_Problem details:_
All of the entries need to be written out again, exactly as they are.

_Records to process:_

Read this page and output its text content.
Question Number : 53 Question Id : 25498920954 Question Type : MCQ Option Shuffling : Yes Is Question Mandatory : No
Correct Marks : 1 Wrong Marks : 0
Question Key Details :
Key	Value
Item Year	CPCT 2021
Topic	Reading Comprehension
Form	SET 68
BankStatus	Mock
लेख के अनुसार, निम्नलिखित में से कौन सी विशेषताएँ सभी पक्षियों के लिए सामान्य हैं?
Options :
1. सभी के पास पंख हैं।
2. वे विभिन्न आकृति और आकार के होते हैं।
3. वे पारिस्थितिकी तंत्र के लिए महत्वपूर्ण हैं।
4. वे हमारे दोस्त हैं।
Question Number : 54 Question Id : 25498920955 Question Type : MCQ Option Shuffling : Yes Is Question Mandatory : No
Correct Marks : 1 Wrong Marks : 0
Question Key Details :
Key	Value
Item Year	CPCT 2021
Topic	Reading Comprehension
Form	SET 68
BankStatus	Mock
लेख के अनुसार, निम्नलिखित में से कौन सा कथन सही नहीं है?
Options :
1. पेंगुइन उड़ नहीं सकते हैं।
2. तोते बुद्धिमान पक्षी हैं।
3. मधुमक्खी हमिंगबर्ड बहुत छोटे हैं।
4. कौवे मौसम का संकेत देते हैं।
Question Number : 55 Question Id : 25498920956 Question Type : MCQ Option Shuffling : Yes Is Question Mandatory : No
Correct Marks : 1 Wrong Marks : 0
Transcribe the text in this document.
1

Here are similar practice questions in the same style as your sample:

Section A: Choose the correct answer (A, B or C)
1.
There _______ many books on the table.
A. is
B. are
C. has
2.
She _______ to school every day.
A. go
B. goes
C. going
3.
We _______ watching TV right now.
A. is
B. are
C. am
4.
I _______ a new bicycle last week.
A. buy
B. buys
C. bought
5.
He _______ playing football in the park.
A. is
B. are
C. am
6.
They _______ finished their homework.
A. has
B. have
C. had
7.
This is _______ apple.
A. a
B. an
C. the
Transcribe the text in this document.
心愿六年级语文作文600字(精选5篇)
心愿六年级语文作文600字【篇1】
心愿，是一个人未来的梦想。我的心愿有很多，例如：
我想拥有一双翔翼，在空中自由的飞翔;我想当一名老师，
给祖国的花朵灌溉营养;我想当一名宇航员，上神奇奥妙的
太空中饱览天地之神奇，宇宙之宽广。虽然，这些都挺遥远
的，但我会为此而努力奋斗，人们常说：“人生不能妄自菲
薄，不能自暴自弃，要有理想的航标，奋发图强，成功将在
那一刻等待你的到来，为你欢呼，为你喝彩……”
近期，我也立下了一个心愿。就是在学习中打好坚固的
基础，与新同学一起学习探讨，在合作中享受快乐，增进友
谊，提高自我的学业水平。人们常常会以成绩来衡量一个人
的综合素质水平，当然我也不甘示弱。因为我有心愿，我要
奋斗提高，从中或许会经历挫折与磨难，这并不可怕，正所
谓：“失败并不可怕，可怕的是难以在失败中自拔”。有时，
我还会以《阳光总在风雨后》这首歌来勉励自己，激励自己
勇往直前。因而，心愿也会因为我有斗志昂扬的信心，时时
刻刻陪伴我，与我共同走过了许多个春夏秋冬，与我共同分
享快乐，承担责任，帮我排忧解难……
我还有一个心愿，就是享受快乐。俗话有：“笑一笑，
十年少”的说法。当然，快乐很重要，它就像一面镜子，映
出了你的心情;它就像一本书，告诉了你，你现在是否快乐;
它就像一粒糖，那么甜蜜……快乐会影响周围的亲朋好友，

_Result of this exercise:_
Read this page and output its text content.
Question Number : 53 Question Id : 25498920954 Question Type : MCQ Option Shuffling : Yes Is Question Mandatory : No
Correct Marks : 1 Wrong Marks : 0
Question Key Details :
Key	Value
Item Year	CPCT 2021
Topic	Reading Comprehension
Form	SET 68
BankStatus	Mock
लेख के अनुसार, निम्नलिखित में से कौन सी विशेषताएँ सभी पक्षियों के लिए सामान्य हैं?
Options :
1. सभी के पास पंख हैं।
2. वे विभिन्न आकृति और आकार के होते हैं।
3. वे पारिस्थितिकी तंत्र के लिए महत्वपूर्ण हैं।
4. वे हमारे दोस्त हैं।
Question Number : 54 Question Id : 25498920955 Question Type : MCQ Option Shuffling : Yes Is Question Mandatory : No
Correct Marks : 1 Wrong Marks : 0
Question Key Details :
Key	Value
Item Year	CPCT 2021
Topic	Reading Comprehension
Form	SET 68
BankStatus	Mock
लेख के अनुसार, निम्नलिखित में से कौन सा कथन सही नहीं है?
Options :
1. पेंगुइन उड़ नहीं सकते हैं।
2. तोते बुद्धिमान पक्षी हैं।
3. मधुमक्खी हमिंगबर्ड बहुत छोटे हैं।
4. कौवे मौसम का संकेत देते हैं।
Question Number : 55 Question Id : 25498920956 Question Type : MCQ Option Shuffling : Yes Is Question Mandatory : No
Correct Marks : 1 Wrong Marks : 0
Transcribe the text in this document.
1

Here are similar practice questions in the same style as your sample:

Section A: Choose the correct answer (A, B or C)
1.
There _______ many books on the table.
A. is
B. are
C. has
2.
She _______ to school every day.
A. go
B. goes
C. going
3.
We _______ watching TV right now.
A. is
B. are
C. am
4.
I _______ a new bicycle last week.
A. buy
B. buys
C. bought
5.
He _______ playing football in the park.
A. is
B. are
C. am
6.
They _______ finished their homework.
A. has
B. have
C. had
7.
This is _______ apple.
A. a
B. an
C. the
Transcribe the text in this document.
心愿六年级语文作文600字(精选5篇)
心愿六年级语文作文600字【篇1】
心愿，是一个人未来的梦想。我的心愿有很多，例如：
我想拥有一双翔翼，在空中自由的飞翔;我想当一名老师，
给祖国的花朵灌溉营养;我想当一名宇航员，上神奇奥妙的
太空中饱览天地之神奇，宇宙之宽广。虽然，这些都挺遥远
的，但我会为此而努力奋斗，人们常说：“人生不能妄自菲
薄，不能自暴自弃，要有理想的航标，奋发图强，成功将在
那一刻等待你的到来，为你欢呼，为你喝彩……”
近期，我也立下了一个心愿。就是在学习中打好坚固的
基础，与新同学一起学习探讨，在合作中享受快乐，增进友
谊，提高自我的学业水平。人们常常会以成绩来衡量一个人
的综合素质水平，当然我也不甘示弱。因为我有心愿，我要
奋斗提高，从中或许会经历挫折与磨难，这并不可怕，正所
谓：“失败并不可怕，可怕的是难以在失败中自拔”。有时，
我还会以《阳光总在风雨后》这首歌来勉励自己，激励自己
勇往直前。因而，心愿也会因为我有斗志昂扬的信心，时时
刻刻陪伴我，与我共同走过了许多个春夏秋冬，与我共同分
享快乐，承担责任，帮我排忧解难……
我还有一个心愿，就是享受快乐。俗话有：“笑一笑，
十年少”的说法。当然，快乐很重要，它就像一面镜子，映
出了你的心情;它就像一本书，告诉了你，你现在是否快乐;
它就像一粒糖，那么甜蜜……快乐会影响周围的亲朋好友，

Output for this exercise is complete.